▸ Text provided
● ● ● ● ●
Pippa always finds herself answering questions about perennial pests such as slugs. However pests do come and go.
"The proportions of what is number one versus number three, five or whatever does change over the years. It was interesting to do a talk on the celebrity stage at Gardeners World Live and get the audience to put their hands up if they had problems with vine weevil. If you'd asked that question five or six years ago, 80 to 90 per cent of the audience would have done, but this year it's more like 10 per cent. It might be that people don't grow things in containers although I doubt that. Things tend to go in cycles, but the real pests like lime or ants are not going to go away. Slugs and snails of course is at number one pretty well every time."
Pests are not the extent of Pippa's gardening expertise. She can also advise on other common issues, such as pruning.
"One thing people have a habit of doing, and I would say it tends to be men more than women, is to be a bit over zealous with the secateurs. They prune things too much and sometimes prune out the essential flower. So someone might have a lovely plant which flowers on the root of the growth of the previous year, and they think that needs tidying up, then they cut it back and cut out the good bits of flower for the next year."
On the more positive side of gardening, Pippa doesn't just deal with problems. In her own garden she experiments to see what works best.
"I've been doing a lovely series for Gardeners World magazine comparing different varieties of vegetables. For instance I had seeds growing for more than 15 varieties of garlic. Luckily I happen to love garlic! I started of my own volition as I thought this would be really interesting. Then they decided they were going to do a second year of the trial. The idea was to see which ones grew well and cooked well. Some varieties would go down with bugs while others would be absolutely fine. Then we found out what the flavour was like and whether you could store it in a garlic pot."
● ● ● ● ●
▸ Record list
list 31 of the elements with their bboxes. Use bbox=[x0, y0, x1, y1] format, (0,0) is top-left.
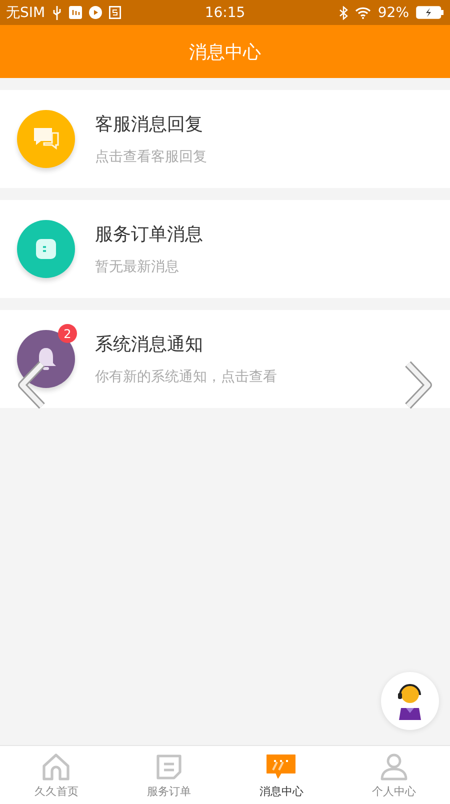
bluetooth-icon bbox=[338, 6, 348, 20]
page-title: 消息中心 bbox=[189, 40, 261, 64]
wifi-icon bbox=[354, 6, 371, 18]
battery-icon bbox=[416, 6, 444, 19]
message-icon bbox=[265, 752, 298, 782]
note-icon bbox=[35, 238, 57, 260]
battery-percent: 92% bbox=[378, 4, 410, 20]
tab-button[interactable]: 久久首页 bbox=[0, 746, 112, 804]
carrier-text: 无SIM bbox=[6, 4, 46, 22]
clock-text: 16:15 bbox=[204, 4, 246, 20]
app-icon bbox=[69, 6, 82, 19]
message-card[interactable]: 服务订单消息 暂无最新消息 bbox=[0, 200, 450, 298]
tab-button[interactable]: 个人中心 bbox=[338, 746, 450, 804]
unread-badge: 2 bbox=[58, 324, 77, 343]
tab-button[interactable]: 服务订单 bbox=[112, 746, 225, 804]
message-card[interactable]: 客服消息回复 点击查看客服回复 bbox=[0, 90, 450, 188]
message-preview: 点击查看客服回复 bbox=[95, 148, 207, 166]
usb-icon bbox=[52, 6, 62, 20]
message-preview: 你有新的系统通知，点击查看 bbox=[95, 368, 277, 386]
message-card[interactable]: 2 系统消息通知 你有新的系统通知，点击查看 bbox=[0, 310, 450, 408]
home-icon bbox=[40, 752, 72, 782]
message-title: 服务订单消息 bbox=[95, 223, 203, 246]
message-preview: 暂无最新消息 bbox=[95, 258, 180, 276]
square-icon bbox=[109, 6, 122, 19]
play-icon bbox=[89, 6, 102, 19]
tab-button[interactable]: 消息中心 bbox=[225, 746, 338, 804]
message-title: 客服消息回复 bbox=[95, 113, 204, 136]
chat-bubbles-icon bbox=[32, 126, 60, 152]
message-title: 系统消息通知 bbox=[95, 333, 204, 356]
document-icon bbox=[154, 752, 184, 782]
person-icon bbox=[378, 752, 409, 782]
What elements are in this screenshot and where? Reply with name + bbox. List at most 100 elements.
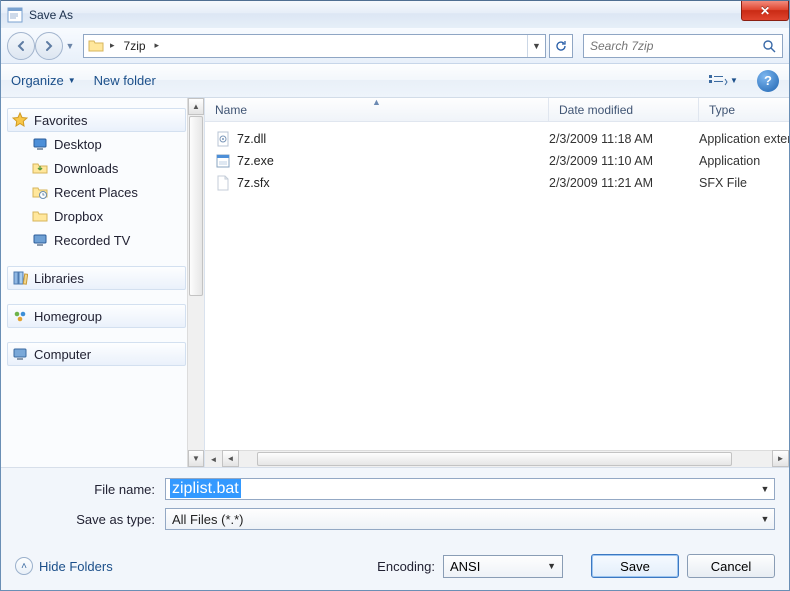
● ● ● ● ●
▸ Exercise instructions
(a) Copy the part of the gardening passage that begins at the words "Pests are not" and stops after the words "what works best.".
(b) List every percentage figure given in the gardening passage.
Base your work only on the gardening passage.

▸ Responses for each task
(a)
Pests are not the extent of Pippa's gardening expertise. She can also advise on other common issues, such as pruning.
"One thing people have a habit of doing, and I would say it tends to be men more than women, is to be a bit over zealous with the secateurs. They prune things too much and sometimes prune out the essential flower. So someone might have a lovely plant which flowers on the root of the growth of the previous year, and they think that needs tidying up, then they cut it back and cut out the good bits of flower for the next year."
On the more positive side of gardening, Pippa doesn't just deal with problems. In her own garden she experiments to see what works best.

(b)
80 per cent
90 per cent
10 per cent